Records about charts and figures

((

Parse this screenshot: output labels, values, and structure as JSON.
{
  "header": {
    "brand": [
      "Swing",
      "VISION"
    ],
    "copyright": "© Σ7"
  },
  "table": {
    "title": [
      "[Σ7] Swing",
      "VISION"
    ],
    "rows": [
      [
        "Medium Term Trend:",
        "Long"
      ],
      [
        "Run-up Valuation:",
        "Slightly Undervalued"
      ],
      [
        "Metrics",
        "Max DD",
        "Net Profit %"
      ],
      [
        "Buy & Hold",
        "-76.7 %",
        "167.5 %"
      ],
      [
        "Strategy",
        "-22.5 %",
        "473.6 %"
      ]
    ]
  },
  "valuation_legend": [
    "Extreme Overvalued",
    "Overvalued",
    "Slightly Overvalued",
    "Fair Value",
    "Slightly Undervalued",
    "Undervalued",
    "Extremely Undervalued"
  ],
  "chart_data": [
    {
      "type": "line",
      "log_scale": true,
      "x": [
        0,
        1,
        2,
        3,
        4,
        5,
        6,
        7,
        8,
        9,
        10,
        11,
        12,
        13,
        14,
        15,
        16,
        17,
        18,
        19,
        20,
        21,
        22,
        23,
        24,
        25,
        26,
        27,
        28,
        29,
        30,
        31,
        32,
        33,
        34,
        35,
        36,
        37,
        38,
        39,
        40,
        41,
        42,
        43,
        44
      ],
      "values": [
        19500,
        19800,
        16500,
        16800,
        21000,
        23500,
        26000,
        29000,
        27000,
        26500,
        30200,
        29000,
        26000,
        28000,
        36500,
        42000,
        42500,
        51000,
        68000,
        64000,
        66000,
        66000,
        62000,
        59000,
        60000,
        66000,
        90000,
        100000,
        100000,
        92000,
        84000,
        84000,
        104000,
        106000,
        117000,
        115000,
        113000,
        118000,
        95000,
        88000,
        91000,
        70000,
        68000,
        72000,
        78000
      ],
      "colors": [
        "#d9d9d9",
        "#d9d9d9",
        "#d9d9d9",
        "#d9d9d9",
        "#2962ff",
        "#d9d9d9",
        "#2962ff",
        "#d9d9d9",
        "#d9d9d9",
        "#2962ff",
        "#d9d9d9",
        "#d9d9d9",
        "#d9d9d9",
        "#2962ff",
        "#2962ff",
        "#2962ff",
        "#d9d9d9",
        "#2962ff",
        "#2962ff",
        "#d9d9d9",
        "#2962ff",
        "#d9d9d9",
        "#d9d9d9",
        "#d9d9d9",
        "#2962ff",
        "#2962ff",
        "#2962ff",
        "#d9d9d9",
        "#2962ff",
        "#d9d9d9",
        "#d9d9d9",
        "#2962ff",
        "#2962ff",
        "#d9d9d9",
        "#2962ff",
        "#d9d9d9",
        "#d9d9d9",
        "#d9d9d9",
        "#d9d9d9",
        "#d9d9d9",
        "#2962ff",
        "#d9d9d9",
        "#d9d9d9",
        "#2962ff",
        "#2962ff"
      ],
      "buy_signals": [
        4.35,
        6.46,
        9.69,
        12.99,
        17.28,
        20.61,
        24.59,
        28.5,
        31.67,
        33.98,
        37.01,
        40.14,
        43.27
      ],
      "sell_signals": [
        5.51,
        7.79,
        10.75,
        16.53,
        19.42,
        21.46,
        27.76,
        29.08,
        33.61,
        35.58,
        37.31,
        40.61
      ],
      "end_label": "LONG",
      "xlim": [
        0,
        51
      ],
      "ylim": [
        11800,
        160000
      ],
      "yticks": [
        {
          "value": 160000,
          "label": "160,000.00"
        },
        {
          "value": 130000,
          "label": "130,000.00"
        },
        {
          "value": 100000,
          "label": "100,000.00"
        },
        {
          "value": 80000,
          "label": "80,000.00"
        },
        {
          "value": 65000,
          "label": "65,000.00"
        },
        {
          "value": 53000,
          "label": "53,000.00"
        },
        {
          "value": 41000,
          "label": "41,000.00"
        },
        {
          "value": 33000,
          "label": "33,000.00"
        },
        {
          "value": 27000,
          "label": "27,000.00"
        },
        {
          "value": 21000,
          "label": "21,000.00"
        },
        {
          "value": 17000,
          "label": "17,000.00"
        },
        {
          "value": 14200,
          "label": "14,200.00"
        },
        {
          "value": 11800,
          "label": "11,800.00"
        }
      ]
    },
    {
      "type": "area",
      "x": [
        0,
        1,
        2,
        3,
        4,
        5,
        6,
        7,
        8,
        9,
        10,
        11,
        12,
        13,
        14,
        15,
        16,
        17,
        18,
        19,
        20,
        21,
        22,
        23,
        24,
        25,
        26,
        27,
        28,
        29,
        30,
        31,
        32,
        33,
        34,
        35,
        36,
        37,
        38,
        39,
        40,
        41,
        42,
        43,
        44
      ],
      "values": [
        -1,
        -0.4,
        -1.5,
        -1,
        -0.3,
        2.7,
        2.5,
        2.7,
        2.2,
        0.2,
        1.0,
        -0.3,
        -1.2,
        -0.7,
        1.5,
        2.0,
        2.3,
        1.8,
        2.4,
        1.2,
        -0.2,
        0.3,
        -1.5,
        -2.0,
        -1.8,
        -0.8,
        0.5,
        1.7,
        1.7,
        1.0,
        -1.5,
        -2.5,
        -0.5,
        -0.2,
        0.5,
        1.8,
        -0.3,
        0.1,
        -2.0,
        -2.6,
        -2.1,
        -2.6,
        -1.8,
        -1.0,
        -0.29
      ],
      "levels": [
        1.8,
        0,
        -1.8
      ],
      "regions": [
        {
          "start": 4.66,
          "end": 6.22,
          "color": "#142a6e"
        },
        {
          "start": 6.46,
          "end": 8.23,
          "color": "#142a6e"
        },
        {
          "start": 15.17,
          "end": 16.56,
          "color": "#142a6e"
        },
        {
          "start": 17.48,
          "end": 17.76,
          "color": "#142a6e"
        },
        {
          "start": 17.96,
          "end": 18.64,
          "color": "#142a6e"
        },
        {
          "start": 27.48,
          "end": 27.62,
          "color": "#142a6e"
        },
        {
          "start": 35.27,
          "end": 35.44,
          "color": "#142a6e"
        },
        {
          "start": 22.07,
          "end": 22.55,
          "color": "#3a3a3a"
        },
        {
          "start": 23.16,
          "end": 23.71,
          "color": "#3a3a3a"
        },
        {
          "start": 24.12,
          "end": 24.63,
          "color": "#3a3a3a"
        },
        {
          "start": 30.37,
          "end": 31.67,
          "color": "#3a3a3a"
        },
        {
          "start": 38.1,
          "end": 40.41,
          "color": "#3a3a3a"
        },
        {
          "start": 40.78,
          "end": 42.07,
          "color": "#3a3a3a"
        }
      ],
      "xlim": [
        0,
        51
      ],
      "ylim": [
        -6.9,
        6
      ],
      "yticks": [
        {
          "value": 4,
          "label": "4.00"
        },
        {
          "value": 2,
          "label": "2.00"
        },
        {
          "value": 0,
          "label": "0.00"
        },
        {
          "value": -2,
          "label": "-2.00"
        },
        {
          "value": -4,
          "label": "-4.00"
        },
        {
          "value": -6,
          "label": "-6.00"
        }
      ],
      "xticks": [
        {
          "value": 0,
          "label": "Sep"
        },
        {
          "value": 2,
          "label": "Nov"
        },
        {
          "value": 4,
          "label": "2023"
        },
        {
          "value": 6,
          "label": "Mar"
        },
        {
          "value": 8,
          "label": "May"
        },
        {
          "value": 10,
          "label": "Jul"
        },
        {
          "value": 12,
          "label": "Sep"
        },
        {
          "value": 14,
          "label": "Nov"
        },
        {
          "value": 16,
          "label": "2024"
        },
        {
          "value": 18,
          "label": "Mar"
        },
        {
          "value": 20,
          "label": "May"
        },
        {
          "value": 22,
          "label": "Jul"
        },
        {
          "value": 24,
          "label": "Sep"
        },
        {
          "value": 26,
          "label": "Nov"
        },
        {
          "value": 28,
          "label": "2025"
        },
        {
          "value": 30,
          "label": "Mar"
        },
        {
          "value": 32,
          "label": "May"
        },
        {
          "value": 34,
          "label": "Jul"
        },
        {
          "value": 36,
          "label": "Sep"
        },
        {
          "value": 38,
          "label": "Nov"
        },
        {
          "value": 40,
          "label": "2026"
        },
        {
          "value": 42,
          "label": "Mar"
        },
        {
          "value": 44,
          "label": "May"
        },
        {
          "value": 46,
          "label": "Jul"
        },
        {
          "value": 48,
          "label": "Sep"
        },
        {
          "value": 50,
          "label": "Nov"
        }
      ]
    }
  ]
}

))

▶ [Exercise directions] Identify every line above with the string "Overvalued" in it. Copy those lines.

▶ [The output]
    "Extreme Overvalued",
    "Overvalued",
    "Slightly Overvalued",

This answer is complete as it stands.